■ **WRITTEN TASK**: All entries are to be given again verbatim.

■ **PROVIDED DATA**:
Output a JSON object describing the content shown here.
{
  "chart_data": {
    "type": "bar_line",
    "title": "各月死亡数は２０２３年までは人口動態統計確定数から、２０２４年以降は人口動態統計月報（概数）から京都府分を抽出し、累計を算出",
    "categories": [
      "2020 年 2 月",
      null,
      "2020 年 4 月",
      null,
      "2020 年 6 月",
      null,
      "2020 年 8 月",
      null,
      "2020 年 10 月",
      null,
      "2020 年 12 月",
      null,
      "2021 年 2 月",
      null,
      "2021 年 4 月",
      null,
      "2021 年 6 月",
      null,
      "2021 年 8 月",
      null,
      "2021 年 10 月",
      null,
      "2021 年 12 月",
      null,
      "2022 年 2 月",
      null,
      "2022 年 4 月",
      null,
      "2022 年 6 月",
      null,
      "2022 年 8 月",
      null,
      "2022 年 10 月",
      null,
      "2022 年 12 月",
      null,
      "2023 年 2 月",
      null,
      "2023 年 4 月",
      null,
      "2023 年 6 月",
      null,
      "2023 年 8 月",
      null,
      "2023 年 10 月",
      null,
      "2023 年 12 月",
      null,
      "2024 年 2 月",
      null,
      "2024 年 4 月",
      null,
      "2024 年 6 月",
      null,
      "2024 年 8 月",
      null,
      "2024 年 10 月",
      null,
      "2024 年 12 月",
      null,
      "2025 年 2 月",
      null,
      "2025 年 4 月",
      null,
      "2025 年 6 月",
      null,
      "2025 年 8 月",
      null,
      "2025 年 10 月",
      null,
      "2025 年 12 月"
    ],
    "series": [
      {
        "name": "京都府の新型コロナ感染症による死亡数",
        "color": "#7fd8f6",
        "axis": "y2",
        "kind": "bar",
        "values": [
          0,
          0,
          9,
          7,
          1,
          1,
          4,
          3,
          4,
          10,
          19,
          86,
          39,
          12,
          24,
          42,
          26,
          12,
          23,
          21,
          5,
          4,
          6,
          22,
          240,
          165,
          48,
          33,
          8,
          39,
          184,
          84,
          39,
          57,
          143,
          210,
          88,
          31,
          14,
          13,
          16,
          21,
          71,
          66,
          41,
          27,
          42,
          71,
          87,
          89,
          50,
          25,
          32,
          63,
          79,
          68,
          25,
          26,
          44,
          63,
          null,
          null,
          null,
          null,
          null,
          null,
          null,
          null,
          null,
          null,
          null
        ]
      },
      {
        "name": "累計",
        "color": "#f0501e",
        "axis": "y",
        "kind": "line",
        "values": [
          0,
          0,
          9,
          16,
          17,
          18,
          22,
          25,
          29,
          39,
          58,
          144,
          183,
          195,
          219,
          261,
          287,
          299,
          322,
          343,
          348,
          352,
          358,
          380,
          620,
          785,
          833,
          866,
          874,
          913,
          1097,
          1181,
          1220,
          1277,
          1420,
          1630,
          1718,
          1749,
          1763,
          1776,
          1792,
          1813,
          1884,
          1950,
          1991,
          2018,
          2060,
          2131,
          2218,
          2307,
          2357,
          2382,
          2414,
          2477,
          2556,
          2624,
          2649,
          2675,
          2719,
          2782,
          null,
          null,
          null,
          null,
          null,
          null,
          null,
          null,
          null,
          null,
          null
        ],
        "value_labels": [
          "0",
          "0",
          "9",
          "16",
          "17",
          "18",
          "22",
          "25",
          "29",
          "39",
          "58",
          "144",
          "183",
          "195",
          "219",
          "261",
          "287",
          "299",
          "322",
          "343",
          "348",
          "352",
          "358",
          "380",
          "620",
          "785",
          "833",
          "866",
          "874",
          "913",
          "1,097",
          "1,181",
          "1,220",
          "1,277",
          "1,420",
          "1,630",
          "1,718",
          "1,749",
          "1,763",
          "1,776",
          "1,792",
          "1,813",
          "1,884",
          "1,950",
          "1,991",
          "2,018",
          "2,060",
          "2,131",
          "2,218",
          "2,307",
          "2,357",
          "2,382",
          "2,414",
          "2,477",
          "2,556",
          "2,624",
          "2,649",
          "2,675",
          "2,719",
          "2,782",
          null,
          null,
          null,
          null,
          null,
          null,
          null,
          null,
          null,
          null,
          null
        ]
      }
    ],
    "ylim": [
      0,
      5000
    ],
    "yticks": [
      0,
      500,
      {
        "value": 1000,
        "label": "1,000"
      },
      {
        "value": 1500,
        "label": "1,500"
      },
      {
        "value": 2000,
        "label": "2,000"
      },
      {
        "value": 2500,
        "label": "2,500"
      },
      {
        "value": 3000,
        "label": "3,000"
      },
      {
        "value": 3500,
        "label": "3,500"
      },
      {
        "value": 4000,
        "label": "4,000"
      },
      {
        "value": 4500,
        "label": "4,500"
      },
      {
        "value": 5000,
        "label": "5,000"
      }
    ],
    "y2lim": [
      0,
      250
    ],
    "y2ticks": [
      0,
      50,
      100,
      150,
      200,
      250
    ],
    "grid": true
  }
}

■ **SOLUTION**:
Output a JSON object describing the content shown here.
{
  "chart_data": {
    "type": "bar_line",
    "title": "各月死亡数は２０２３年までは人口動態統計確定数から、２０２４年以降は人口動態統計月報（概数）から京都府分を抽出し、累計を算出",
    "categories": [
      "2020 年 2 月",
      null,
      "2020 年 4 月",
      null,
      "2020 年 6 月",
      null,
      "2020 年 8 月",
      null,
      "2020 年 10 月",
      null,
      "2020 年 12 月",
      null,
      "2021 年 2 月",
      null,
      "2021 年 4 月",
      null,
      "2021 年 6 月",
      null,
      "2021 年 8 月",
      null,
      "2021 年 10 月",
      null,
      "2021 年 12 月",
      null,
      "2022 年 2 月",
      null,
      "2022 年 4 月",
      null,
      "2022 年 6 月",
      null,
      "2022 年 8 月",
      null,
      "2022 年 10 月",
      null,
      "2022 年 12 月",
      null,
      "2023 年 2 月",
      null,
      "2023 年 4 月",
      null,
      "2023 年 6 月",
      null,
      "2023 年 8 月",
      null,
      "2023 年 10 月",
      null,
      "2023 年 12 月",
      null,
      "2024 年 2 月",
      null,
      "2024 年 4 月",
      null,
      "2024 年 6 月",
      null,
      "2024 年 8 月",
      null,
      "2024 年 10 月",
      null,
      "2024 年 12 月",
      null,
      "2025 年 2 月",
      null,
      "2025 年 4 月",
      null,
      "2025 年 6 月",
      null,
      "2025 年 8 月",
      null,
      "2025 年 10 月",
      null,
      "2025 年 12 月"
    ],
    "series": [
      {
        "name": "京都府の新型コロナ感染症による死亡数",
        "color": "#7fd8f6",
        "axis": "y2",
        "kind": "bar",
        "values": [
          0,
          0,
          9,
          7,
          1,
          1,
          4,
          3,
          4,
          10,
          19,
          86,
          39,
          12,
          24,
          42,
          26,
          12,
          23,
          21,
          5,
          4,
          6,
          22,
          240,
          165,
          48,
          33,
          8,
          39,
          184,
          84,
          39,
          57,
          143,
          210,
          88,
          31,
          14,
          13,
          16,
          21,
          71,
          66,
          41,
          27,
          42,
          71,
          87,
          89,
          50,
          25,
          32,
          63,
          79,
          68,
          25,
          26,
          44,
          63,
          null,
          null,
          null,
          null,
          null,
          null,
          null,
          null,
          null,
          null,
          null
        ]
      },
      {
        "name": "累計",
        "color": "#f0501e",
        "axis": "y",
        "kind": "line",
        "values": [
          0,
          0,
          9,
          16,
          17,
          18,
          22,
          25,
          29,
          39,
          58,
          144,
          183,
          195,
          219,
          261,
          287,
          299,
          322,
          343,
          348,
          352,
          358,
          380,
          620,
          785,
          833,
          866,
          874,
          913,
          1097,
          1181,
          1220,
          1277,
          1420,
          1630,
          1718,
          1749,
          1763,
          1776,
          1792,
          1813,
          1884,
          1950,
          1991,
          2018,
          2060,
          2131,
          2218,
          2307,
          2357,
          2382,
          2414,
          2477,
          2556,
          2624,
          2649,
          2675,
          2719,
          2782,
          null,
          null,
          null,
          null,
          null,
          null,
          null,
          null,
          null,
          null,
          null
        ],
        "value_labels": [
          "0",
          "0",
          "9",
          "16",
          "17",
          "18",
          "22",
          "25",
          "29",
          "39",
          "58",
          "144",
          "183",
          "195",
          "219",
          "261",
          "287",
          "299",
          "322",
          "343",
          "348",
          "352",
          "358",
          "380",
          "620",
          "785",
          "833",
          "866",
          "874",
          "913",
          "1,097",
          "1,181",
          "1,220",
          "1,277",
          "1,420",
          "1,630",
          "1,718",
          "1,749",
          "1,763",
          "1,776",
          "1,792",
          "1,813",
          "1,884",
          "1,950",
          "1,991",
          "2,018",
          "2,060",
          "2,131",
          "2,218",
          "2,307",
          "2,357",
          "2,382",
          "2,414",
          "2,477",
          "2,556",
          "2,624",
          "2,649",
          "2,675",
          "2,719",
          "2,782",
          null,
          null,
          null,
          null,
          null,
          null,
          null,
          null,
          null,
          null,
          null
        ]
      }
    ],
    "ylim": [
      0,
      5000
    ],
    "yticks": [
      0,
      500,
      {
        "value": 1000,
        "label": "1,000"
      },
      {
        "value": 1500,
        "label": "1,500"
      },
      {
        "value": 2000,
        "label": "2,000"
      },
      {
        "value": 2500,
        "label": "2,500"
      },
      {
        "value": 3000,
        "label": "3,000"
      },
      {
        "value": 3500,
        "label": "3,500"
      },
      {
        "value": 4000,
        "label": "4,000"
      },
      {
        "value": 4500,
        "label": "4,500"
      },
      {
        "value": 5000,
        "label": "5,000"
      }
    ],
    "y2lim": [
      0,
      250
    ],
    "y2ticks": [
      0,
      50,
      100,
      150,
      200,
      250
    ],
    "grid": true
  }
}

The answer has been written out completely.